- [Your instructions]
Every line with the word "JSON" in it should be extracted from the data that follows.

- [Entries provided]
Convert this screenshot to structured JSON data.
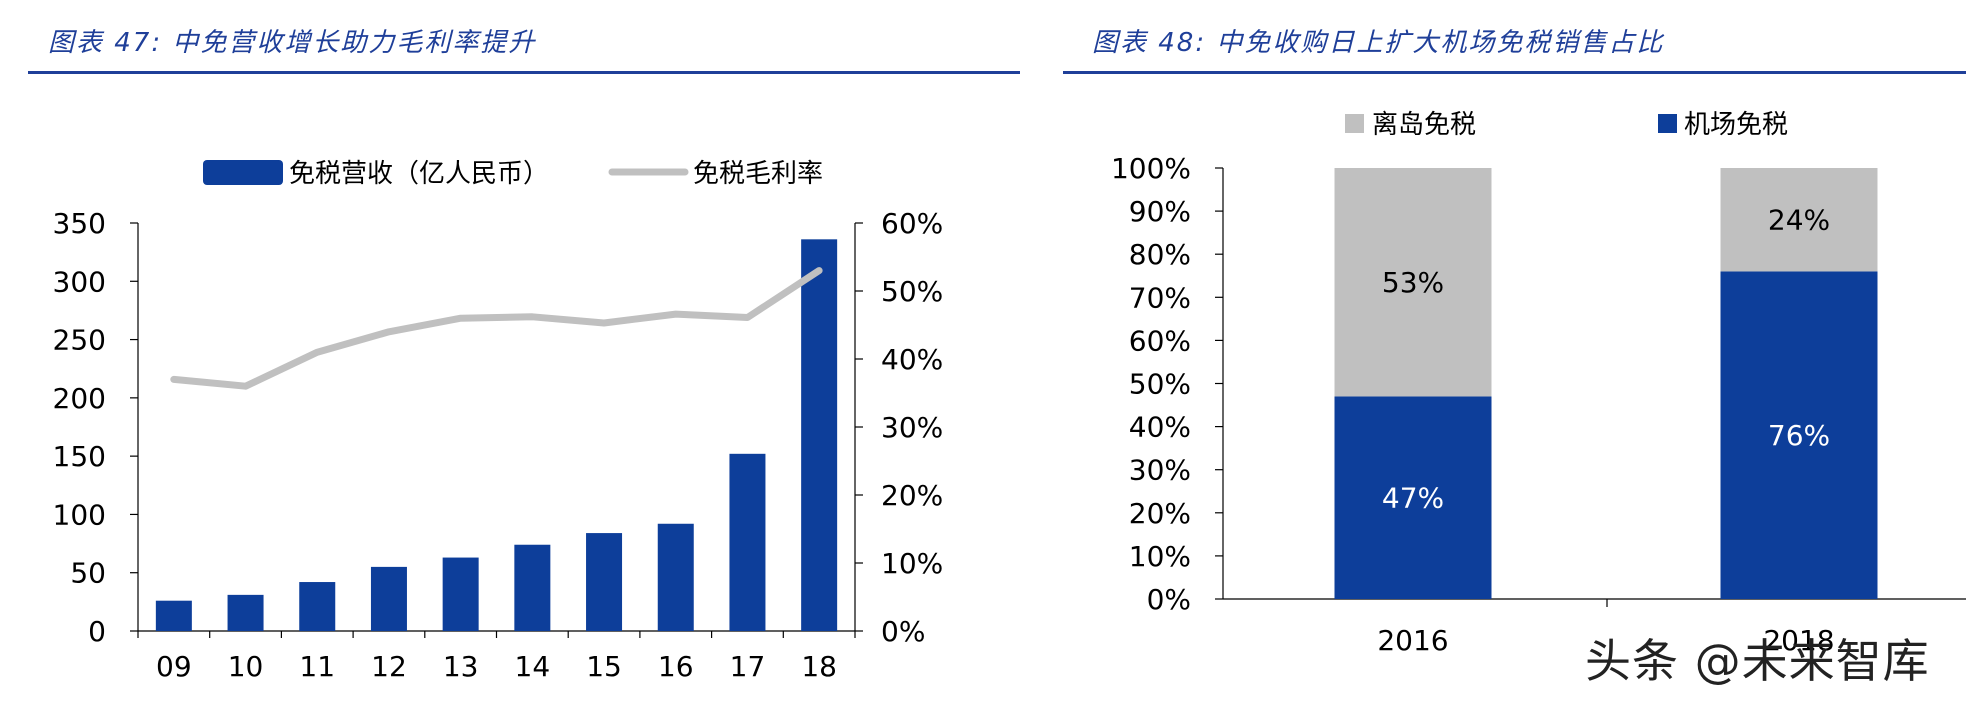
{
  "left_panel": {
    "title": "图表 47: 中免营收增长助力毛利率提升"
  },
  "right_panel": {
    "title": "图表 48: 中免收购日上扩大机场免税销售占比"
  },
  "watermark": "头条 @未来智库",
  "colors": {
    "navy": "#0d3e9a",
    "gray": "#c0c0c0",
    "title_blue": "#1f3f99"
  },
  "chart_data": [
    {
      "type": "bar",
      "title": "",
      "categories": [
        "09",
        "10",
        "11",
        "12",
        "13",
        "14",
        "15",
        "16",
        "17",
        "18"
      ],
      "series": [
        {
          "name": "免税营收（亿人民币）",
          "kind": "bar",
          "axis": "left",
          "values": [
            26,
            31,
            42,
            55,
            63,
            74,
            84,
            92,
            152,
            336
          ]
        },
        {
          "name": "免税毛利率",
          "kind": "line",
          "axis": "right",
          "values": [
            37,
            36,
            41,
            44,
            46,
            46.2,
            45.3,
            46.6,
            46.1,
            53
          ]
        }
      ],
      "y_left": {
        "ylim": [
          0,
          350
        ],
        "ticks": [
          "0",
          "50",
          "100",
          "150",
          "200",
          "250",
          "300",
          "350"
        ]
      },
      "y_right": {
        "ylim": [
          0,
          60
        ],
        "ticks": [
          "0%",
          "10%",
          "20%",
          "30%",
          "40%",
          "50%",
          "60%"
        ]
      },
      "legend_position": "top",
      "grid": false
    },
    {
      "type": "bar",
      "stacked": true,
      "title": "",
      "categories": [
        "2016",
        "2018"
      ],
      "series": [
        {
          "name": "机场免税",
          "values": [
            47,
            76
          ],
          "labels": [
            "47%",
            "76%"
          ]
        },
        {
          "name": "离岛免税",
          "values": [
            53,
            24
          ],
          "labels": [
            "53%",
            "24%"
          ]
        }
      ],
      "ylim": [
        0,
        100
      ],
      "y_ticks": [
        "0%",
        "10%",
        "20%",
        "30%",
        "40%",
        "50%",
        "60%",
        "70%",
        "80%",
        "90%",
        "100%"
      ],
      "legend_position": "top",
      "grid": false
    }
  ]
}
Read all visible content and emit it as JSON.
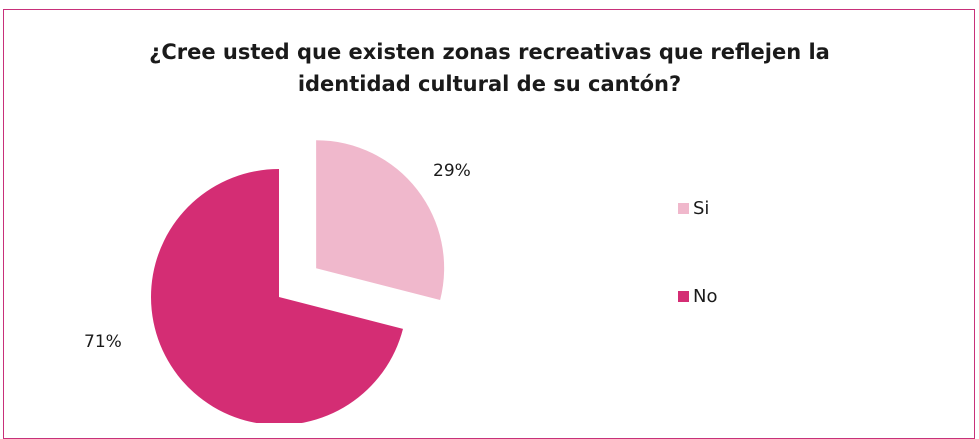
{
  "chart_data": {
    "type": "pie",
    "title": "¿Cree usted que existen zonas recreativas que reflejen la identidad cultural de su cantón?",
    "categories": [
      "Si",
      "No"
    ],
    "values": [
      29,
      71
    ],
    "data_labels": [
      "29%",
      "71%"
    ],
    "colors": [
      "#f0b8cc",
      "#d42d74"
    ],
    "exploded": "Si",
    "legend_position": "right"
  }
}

---

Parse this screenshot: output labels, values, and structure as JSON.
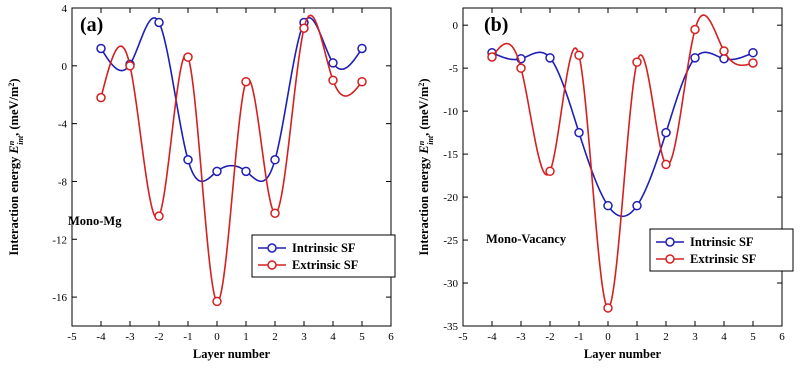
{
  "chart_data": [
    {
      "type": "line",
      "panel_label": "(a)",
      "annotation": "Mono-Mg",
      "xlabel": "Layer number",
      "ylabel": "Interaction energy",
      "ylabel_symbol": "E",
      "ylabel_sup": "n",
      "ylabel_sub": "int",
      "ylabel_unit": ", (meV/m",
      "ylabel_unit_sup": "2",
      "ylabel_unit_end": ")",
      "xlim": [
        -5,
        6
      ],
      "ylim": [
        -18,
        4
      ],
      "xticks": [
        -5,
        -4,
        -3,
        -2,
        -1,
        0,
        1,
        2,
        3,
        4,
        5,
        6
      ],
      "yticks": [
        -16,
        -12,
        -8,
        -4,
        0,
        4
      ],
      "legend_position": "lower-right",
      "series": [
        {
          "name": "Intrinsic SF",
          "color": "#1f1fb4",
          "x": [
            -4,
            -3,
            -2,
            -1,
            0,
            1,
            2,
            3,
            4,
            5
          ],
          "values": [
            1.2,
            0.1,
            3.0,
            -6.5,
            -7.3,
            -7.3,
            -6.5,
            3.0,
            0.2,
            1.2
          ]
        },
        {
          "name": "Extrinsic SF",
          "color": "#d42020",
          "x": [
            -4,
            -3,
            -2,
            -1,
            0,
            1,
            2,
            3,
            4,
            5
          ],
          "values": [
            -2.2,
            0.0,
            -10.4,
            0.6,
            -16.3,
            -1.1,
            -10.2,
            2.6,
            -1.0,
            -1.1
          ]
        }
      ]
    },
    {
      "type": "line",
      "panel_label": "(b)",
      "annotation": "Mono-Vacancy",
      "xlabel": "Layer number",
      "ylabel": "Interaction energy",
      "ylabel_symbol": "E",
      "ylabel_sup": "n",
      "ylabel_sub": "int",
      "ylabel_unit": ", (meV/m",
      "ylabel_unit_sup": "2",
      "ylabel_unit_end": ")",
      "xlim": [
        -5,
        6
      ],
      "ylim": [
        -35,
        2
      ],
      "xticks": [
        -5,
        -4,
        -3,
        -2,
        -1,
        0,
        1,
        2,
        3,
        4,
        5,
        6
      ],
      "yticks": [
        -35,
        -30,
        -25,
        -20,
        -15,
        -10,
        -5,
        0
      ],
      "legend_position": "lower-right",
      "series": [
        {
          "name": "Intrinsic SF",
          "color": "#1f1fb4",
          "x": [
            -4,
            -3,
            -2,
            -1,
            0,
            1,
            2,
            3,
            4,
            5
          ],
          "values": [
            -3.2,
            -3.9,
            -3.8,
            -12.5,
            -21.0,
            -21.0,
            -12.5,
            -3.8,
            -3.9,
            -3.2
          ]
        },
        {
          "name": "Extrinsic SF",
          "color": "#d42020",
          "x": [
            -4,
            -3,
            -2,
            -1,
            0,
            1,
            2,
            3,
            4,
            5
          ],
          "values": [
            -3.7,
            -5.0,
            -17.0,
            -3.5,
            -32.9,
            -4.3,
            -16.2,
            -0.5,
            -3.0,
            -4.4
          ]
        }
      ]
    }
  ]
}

- [Response to the task]
Convert this screenshot to structured JSON data.
Read all visible content and emit it as JSON.
Parse this screenshot: output labels, values, and structure as JSON.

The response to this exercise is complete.